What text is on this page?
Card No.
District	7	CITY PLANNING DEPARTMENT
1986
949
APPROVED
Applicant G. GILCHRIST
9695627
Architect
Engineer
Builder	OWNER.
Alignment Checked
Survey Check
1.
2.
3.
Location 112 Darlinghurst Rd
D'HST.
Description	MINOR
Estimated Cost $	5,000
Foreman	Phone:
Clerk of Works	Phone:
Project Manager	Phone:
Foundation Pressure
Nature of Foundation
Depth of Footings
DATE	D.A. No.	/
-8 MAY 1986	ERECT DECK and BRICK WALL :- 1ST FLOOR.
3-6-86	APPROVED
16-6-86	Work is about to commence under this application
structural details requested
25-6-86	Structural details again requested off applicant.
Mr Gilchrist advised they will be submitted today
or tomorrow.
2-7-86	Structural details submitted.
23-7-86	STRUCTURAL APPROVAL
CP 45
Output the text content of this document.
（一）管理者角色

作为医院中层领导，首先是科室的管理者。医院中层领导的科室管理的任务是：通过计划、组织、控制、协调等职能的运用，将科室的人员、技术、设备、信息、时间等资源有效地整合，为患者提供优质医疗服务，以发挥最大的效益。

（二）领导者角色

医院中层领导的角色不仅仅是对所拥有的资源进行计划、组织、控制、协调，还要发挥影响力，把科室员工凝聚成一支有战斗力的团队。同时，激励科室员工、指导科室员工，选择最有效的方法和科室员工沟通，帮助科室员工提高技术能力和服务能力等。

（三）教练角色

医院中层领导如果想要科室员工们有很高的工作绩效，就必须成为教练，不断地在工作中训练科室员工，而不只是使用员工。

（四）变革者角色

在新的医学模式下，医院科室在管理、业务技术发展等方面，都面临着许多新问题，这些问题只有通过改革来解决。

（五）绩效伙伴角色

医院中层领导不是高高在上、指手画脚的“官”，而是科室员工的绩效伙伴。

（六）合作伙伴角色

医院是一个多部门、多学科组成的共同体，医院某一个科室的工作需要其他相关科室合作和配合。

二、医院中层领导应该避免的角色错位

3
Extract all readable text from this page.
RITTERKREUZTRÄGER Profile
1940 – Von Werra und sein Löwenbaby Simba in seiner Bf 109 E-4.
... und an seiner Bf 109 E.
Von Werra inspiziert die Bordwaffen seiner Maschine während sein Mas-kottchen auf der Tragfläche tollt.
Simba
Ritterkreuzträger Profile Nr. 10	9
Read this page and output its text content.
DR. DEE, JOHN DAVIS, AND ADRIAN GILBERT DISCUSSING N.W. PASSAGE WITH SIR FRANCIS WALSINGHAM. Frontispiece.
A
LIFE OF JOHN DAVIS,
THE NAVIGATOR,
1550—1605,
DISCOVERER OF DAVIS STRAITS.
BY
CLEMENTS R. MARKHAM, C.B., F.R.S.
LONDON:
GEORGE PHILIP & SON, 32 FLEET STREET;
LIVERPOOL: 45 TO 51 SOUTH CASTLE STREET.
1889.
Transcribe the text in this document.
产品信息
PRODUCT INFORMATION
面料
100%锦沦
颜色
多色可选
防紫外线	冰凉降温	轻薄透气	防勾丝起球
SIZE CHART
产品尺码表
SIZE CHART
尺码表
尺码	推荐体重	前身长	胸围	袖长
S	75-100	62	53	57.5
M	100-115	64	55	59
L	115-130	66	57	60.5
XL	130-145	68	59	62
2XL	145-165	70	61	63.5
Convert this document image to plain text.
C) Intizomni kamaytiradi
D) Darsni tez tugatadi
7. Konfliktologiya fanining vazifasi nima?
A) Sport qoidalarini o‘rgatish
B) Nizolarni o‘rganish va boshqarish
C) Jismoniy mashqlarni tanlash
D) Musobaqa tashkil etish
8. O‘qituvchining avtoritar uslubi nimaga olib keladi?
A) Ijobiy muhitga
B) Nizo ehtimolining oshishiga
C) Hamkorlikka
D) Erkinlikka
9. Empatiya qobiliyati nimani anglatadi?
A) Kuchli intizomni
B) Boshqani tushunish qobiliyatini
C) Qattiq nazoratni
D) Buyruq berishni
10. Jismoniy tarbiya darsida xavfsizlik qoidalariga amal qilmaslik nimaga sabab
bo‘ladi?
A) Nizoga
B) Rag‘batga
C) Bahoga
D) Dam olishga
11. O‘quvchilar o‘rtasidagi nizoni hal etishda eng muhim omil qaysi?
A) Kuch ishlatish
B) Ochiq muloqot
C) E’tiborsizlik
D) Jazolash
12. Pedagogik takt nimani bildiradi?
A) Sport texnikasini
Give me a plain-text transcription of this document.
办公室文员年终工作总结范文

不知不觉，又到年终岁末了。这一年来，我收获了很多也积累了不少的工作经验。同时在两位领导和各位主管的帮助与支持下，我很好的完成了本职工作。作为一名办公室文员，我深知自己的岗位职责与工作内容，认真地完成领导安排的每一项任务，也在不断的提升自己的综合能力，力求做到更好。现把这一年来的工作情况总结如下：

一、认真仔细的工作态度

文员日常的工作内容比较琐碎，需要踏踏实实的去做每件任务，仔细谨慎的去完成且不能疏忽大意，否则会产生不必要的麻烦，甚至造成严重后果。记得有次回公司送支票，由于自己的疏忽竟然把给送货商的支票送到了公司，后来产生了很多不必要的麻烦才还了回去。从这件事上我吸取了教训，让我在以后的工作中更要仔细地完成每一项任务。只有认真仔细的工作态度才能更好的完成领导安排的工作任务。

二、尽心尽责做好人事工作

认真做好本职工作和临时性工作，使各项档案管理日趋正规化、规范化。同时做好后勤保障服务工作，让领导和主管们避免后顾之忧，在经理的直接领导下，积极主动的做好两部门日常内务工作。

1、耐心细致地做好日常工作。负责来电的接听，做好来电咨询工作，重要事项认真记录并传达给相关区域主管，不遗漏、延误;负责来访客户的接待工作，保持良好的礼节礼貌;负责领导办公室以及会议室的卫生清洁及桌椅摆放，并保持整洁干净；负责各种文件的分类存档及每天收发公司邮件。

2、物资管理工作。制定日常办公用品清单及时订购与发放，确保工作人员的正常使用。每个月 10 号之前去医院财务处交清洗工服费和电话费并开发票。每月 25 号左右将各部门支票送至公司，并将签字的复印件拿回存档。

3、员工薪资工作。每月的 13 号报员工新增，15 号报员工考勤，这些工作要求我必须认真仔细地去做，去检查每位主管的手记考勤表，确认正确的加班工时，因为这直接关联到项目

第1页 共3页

• [Do this] Repeat each of the entries above precisely as given.

• [Correct result]
What text is on this page?
Card No.
District	7	CITY PLANNING DEPARTMENT
1986
949
APPROVED
Applicant G. GILCHRIST
9695627
Architect
Engineer
Builder	OWNER.
Alignment Checked
Survey Check
1.
2.
3.
Location 112 Darlinghurst Rd
D'HST.
Description	MINOR
Estimated Cost $	5,000
Foreman	Phone:
Clerk of Works	Phone:
Project Manager	Phone:
Foundation Pressure
Nature of Foundation
Depth of Footings
DATE	D.A. No.	/
-8 MAY 1986	ERECT DECK and BRICK WALL :- 1ST FLOOR.
3-6-86	APPROVED
16-6-86	Work is about to commence under this application
structural details requested
25-6-86	Structural details again requested off applicant.
Mr Gilchrist advised they will be submitted today
or tomorrow.
2-7-86	Structural details submitted.
23-7-86	STRUCTURAL APPROVAL
CP 45
Output the text content of this document.
（一）管理者角色

作为医院中层领导，首先是科室的管理者。医院中层领导的科室管理的任务是：通过计划、组织、控制、协调等职能的运用，将科室的人员、技术、设备、信息、时间等资源有效地整合，为患者提供优质医疗服务，以发挥最大的效益。

（二）领导者角色

医院中层领导的角色不仅仅是对所拥有的资源进行计划、组织、控制、协调，还要发挥影响力，把科室员工凝聚成一支有战斗力的团队。同时，激励科室员工、指导科室员工，选择最有效的方法和科室员工沟通，帮助科室员工提高技术能力和服务能力等。

（三）教练角色

医院中层领导如果想要科室员工们有很高的工作绩效，就必须成为教练，不断地在工作中训练科室员工，而不只是使用员工。

（四）变革者角色

在新的医学模式下，医院科室在管理、业务技术发展等方面，都面临着许多新问题，这些问题只有通过改革来解决。

（五）绩效伙伴角色

医院中层领导不是高高在上、指手画脚的“官”，而是科室员工的绩效伙伴。

（六）合作伙伴角色

医院是一个多部门、多学科组成的共同体，医院某一个科室的工作需要其他相关科室合作和配合。

二、医院中层领导应该避免的角色错位

3
Extract all readable text from this page.
RITTERKREUZTRÄGER Profile
1940 – Von Werra und sein Löwenbaby Simba in seiner Bf 109 E-4.
... und an seiner Bf 109 E.
Von Werra inspiziert die Bordwaffen seiner Maschine während sein Mas-kottchen auf der Tragfläche tollt.
Simba
Ritterkreuzträger Profile Nr. 10	9
Read this page and output its text content.
DR. DEE, JOHN DAVIS, AND ADRIAN GILBERT DISCUSSING N.W. PASSAGE WITH SIR FRANCIS WALSINGHAM. Frontispiece.
A
LIFE OF JOHN DAVIS,
THE NAVIGATOR,
1550—1605,
DISCOVERER OF DAVIS STRAITS.
BY
CLEMENTS R. MARKHAM, C.B., F.R.S.
LONDON:
GEORGE PHILIP & SON, 32 FLEET STREET;
LIVERPOOL: 45 TO 51 SOUTH CASTLE STREET.
1889.
Transcribe the text in this document.
产品信息
PRODUCT INFORMATION
面料
100%锦沦
颜色
多色可选
防紫外线	冰凉降温	轻薄透气	防勾丝起球
SIZE CHART
产品尺码表
SIZE CHART
尺码表
尺码	推荐体重	前身长	胸围	袖长
S	75-100	62	53	57.5
M	100-115	64	55	59
L	115-130	66	57	60.5
XL	130-145	68	59	62
2XL	145-165	70	61	63.5
Convert this document image to plain text.
C) Intizomni kamaytiradi
D) Darsni tez tugatadi
7. Konfliktologiya fanining vazifasi nima?
A) Sport qoidalarini o‘rgatish
B) Nizolarni o‘rganish va boshqarish
C) Jismoniy mashqlarni tanlash
D) Musobaqa tashkil etish
8. O‘qituvchining avtoritar uslubi nimaga olib keladi?
A) Ijobiy muhitga
B) Nizo ehtimolining oshishiga
C) Hamkorlikka
D) Erkinlikka
9. Empatiya qobiliyati nimani anglatadi?
A) Kuchli intizomni
B) Boshqani tushunish qobiliyatini
C) Qattiq nazoratni
D) Buyruq berishni
10. Jismoniy tarbiya darsida xavfsizlik qoidalariga amal qilmaslik nimaga sabab
bo‘ladi?
A) Nizoga
B) Rag‘batga
C) Bahoga
D) Dam olishga
11. O‘quvchilar o‘rtasidagi nizoni hal etishda eng muhim omil qaysi?
A) Kuch ishlatish
B) Ochiq muloqot
C) E’tiborsizlik
D) Jazolash
12. Pedagogik takt nimani bildiradi?
A) Sport texnikasini
Give me a plain-text transcription of this document.
办公室文员年终工作总结范文

不知不觉，又到年终岁末了。这一年来，我收获了很多也积累了不少的工作经验。同时在两位领导和各位主管的帮助与支持下，我很好的完成了本职工作。作为一名办公室文员，我深知自己的岗位职责与工作内容，认真地完成领导安排的每一项任务，也在不断的提升自己的综合能力，力求做到更好。现把这一年来的工作情况总结如下：

一、认真仔细的工作态度

文员日常的工作内容比较琐碎，需要踏踏实实的去做每件任务，仔细谨慎的去完成且不能疏忽大意，否则会产生不必要的麻烦，甚至造成严重后果。记得有次回公司送支票，由于自己的疏忽竟然把给送货商的支票送到了公司，后来产生了很多不必要的麻烦才还了回去。从这件事上我吸取了教训，让我在以后的工作中更要仔细地完成每一项任务。只有认真仔细的工作态度才能更好的完成领导安排的工作任务。

二、尽心尽责做好人事工作

认真做好本职工作和临时性工作，使各项档案管理日趋正规化、规范化。同时做好后勤保障服务工作，让领导和主管们避免后顾之忧，在经理的直接领导下，积极主动的做好两部门日常内务工作。

1、耐心细致地做好日常工作。负责来电的接听，做好来电咨询工作，重要事项认真记录并传达给相关区域主管，不遗漏、延误;负责来访客户的接待工作，保持良好的礼节礼貌;负责领导办公室以及会议室的卫生清洁及桌椅摆放，并保持整洁干净；负责各种文件的分类存档及每天收发公司邮件。

2、物资管理工作。制定日常办公用品清单及时订购与发放，确保工作人员的正常使用。每个月 10 号之前去医院财务处交清洗工服费和电话费并开发票。每月 25 号左右将各部门支票送至公司，并将签字的复印件拿回存档。

3、员工薪资工作。每月的 13 号报员工新增，15 号报员工考勤，这些工作要求我必须认真仔细地去做，去检查每位主管的手记考勤表，确认正确的加班工时，因为这直接关联到项目

第1页 共3页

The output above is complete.